___ Record set
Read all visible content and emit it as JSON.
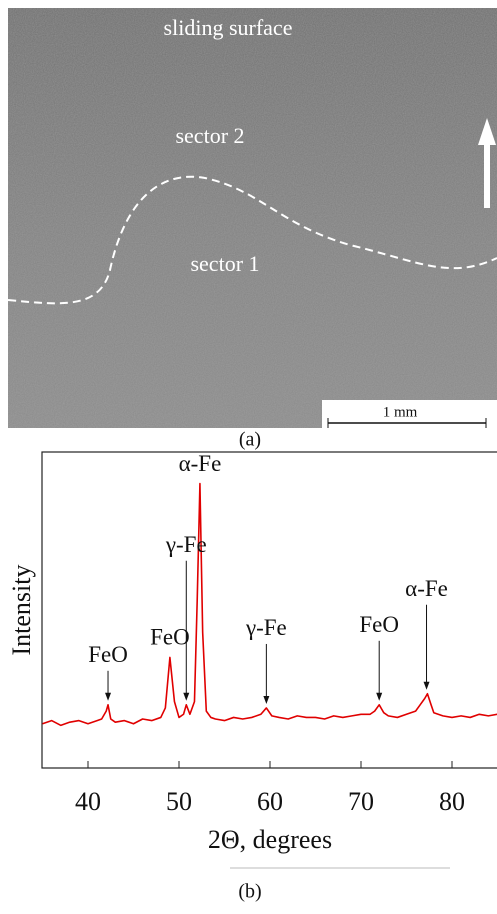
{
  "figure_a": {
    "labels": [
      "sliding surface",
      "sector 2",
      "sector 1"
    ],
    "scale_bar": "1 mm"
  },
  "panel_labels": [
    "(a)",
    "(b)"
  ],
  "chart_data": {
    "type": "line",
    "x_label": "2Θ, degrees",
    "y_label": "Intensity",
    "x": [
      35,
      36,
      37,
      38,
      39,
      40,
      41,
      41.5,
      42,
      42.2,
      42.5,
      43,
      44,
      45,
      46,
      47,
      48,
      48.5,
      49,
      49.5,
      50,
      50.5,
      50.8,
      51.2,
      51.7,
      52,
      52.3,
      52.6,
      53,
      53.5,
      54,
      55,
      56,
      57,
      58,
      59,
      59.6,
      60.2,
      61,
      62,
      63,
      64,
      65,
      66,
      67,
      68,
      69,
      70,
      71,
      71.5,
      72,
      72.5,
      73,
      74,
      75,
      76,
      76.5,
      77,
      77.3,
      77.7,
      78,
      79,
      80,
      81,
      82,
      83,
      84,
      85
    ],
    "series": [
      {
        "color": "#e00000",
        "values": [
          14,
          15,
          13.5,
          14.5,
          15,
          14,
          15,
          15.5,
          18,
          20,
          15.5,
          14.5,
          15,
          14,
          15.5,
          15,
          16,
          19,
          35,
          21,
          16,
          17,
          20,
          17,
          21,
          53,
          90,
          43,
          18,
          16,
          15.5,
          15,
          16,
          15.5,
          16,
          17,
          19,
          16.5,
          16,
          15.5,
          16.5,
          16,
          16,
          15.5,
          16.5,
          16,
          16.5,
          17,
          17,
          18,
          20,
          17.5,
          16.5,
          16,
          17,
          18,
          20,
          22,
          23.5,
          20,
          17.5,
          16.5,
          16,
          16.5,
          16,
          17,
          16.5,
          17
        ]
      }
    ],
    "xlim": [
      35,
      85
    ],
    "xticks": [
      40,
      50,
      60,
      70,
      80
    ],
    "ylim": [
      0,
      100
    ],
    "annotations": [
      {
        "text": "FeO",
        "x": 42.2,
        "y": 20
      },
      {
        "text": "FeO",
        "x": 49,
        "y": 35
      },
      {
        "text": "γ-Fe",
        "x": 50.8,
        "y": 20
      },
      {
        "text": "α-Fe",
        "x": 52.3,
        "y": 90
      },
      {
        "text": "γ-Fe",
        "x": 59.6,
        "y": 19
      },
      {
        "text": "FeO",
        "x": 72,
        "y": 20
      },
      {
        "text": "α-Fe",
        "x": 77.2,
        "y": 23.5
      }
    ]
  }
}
______
### [Challenge]
Write out the entries again, exactly as given, skipping any images.

### [Full output]
Read all visible content and emit it as JSON.
{
  "figure_a": {
    "labels": [
      "sliding surface",
      "sector 2",
      "sector 1"
    ],
    "scale_bar": "1 mm"
  },
  "panel_labels": [
    "(a)",
    "(b)"
  ],
  "chart_data": {
    "type": "line",
    "x_label": "2Θ, degrees",
    "y_label": "Intensity",
    "x": [
      35,
      36,
      37,
      38,
      39,
      40,
      41,
      41.5,
      42,
      42.2,
      42.5,
      43,
      44,
      45,
      46,
      47,
      48,
      48.5,
      49,
      49.5,
      50,
      50.5,
      50.8,
      51.2,
      51.7,
      52,
      52.3,
      52.6,
      53,
      53.5,
      54,
      55,
      56,
      57,
      58,
      59,
      59.6,
      60.2,
      61,
      62,
      63,
      64,
      65,
      66,
      67,
      68,
      69,
      70,
      71,
      71.5,
      72,
      72.5,
      73,
      74,
      75,
      76,
      76.5,
      77,
      77.3,
      77.7,
      78,
      79,
      80,
      81,
      82,
      83,
      84,
      85
    ],
    "series": [
      {
        "color": "#e00000",
        "values": [
          14,
          15,
          13.5,
          14.5,
          15,
          14,
          15,
          15.5,
          18,
          20,
          15.5,
          14.5,
          15,
          14,
          15.5,
          15,
          16,
          19,
          35,
          21,
          16,
          17,
          20,
          17,
          21,
          53,
          90,
          43,
          18,
          16,
          15.5,
          15,
          16,
          15.5,
          16,
          17,
          19,
          16.5,
          16,
          15.5,
          16.5,
          16,
          16,
          15.5,
          16.5,
          16,
          16.5,
          17,
          17,
          18,
          20,
          17.5,
          16.5,
          16,
          17,
          18,
          20,
          22,
          23.5,
          20,
          17.5,
          16.5,
          16,
          16.5,
          16,
          17,
          16.5,
          17
        ]
      }
    ],
    "xlim": [
      35,
      85
    ],
    "xticks": [
      40,
      50,
      60,
      70,
      80
    ],
    "ylim": [
      0,
      100
    ],
    "annotations": [
      {
        "text": "FeO",
        "x": 42.2,
        "y": 20
      },
      {
        "text": "FeO",
        "x": 49,
        "y": 35
      },
      {
        "text": "γ-Fe",
        "x": 50.8,
        "y": 20
      },
      {
        "text": "α-Fe",
        "x": 52.3,
        "y": 90
      },
      {
        "text": "γ-Fe",
        "x": 59.6,
        "y": 19
      },
      {
        "text": "FeO",
        "x": 72,
        "y": 20
      },
      {
        "text": "α-Fe",
        "x": 77.2,
        "y": 23.5
      }
    ]
  }
}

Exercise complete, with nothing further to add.